(begin)

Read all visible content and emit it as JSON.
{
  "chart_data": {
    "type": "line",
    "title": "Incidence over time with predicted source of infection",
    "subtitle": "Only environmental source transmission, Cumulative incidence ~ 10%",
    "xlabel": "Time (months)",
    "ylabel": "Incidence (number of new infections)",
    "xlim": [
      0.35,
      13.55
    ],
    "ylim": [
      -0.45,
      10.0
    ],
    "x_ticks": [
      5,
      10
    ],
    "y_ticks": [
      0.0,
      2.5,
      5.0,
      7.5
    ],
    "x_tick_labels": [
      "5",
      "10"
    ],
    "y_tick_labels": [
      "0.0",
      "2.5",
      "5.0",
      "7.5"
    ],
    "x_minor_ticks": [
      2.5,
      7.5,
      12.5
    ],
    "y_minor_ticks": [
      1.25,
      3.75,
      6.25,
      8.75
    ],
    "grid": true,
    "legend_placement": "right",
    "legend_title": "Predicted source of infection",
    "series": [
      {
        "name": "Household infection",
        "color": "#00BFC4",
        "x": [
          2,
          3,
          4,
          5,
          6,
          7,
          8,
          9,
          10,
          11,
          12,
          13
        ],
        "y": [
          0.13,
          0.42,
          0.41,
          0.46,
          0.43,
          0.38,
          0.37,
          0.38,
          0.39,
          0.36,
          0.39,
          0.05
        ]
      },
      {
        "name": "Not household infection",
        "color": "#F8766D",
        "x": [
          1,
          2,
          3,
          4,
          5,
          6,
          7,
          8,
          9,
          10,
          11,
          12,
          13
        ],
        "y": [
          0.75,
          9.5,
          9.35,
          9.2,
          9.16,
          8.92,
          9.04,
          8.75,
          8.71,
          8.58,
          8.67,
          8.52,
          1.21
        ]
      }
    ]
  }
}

(end)

» **Task**
Write out every record verbatim.

» **Solution to the problem**
Read all visible content and emit it as JSON.
{
  "chart_data": {
    "type": "line",
    "title": "Incidence over time with predicted source of infection",
    "subtitle": "Only environmental source transmission, Cumulative incidence ~ 10%",
    "xlabel": "Time (months)",
    "ylabel": "Incidence (number of new infections)",
    "xlim": [
      0.35,
      13.55
    ],
    "ylim": [
      -0.45,
      10.0
    ],
    "x_ticks": [
      5,
      10
    ],
    "y_ticks": [
      0.0,
      2.5,
      5.0,
      7.5
    ],
    "x_tick_labels": [
      "5",
      "10"
    ],
    "y_tick_labels": [
      "0.0",
      "2.5",
      "5.0",
      "7.5"
    ],
    "x_minor_ticks": [
      2.5,
      7.5,
      12.5
    ],
    "y_minor_ticks": [
      1.25,
      3.75,
      6.25,
      8.75
    ],
    "grid": true,
    "legend_placement": "right",
    "legend_title": "Predicted source of infection",
    "series": [
      {
        "name": "Household infection",
        "color": "#00BFC4",
        "x": [
          2,
          3,
          4,
          5,
          6,
          7,
          8,
          9,
          10,
          11,
          12,
          13
        ],
        "y": [
          0.13,
          0.42,
          0.41,
          0.46,
          0.43,
          0.38,
          0.37,
          0.38,
          0.39,
          0.36,
          0.39,
          0.05
        ]
      },
      {
        "name": "Not household infection",
        "color": "#F8766D",
        "x": [
          1,
          2,
          3,
          4,
          5,
          6,
          7,
          8,
          9,
          10,
          11,
          12,
          13
        ],
        "y": [
          0.75,
          9.5,
          9.35,
          9.2,
          9.16,
          8.92,
          9.04,
          8.75,
          8.71,
          8.58,
          8.67,
          8.52,
          1.21
        ]
      }
    ]
  }
}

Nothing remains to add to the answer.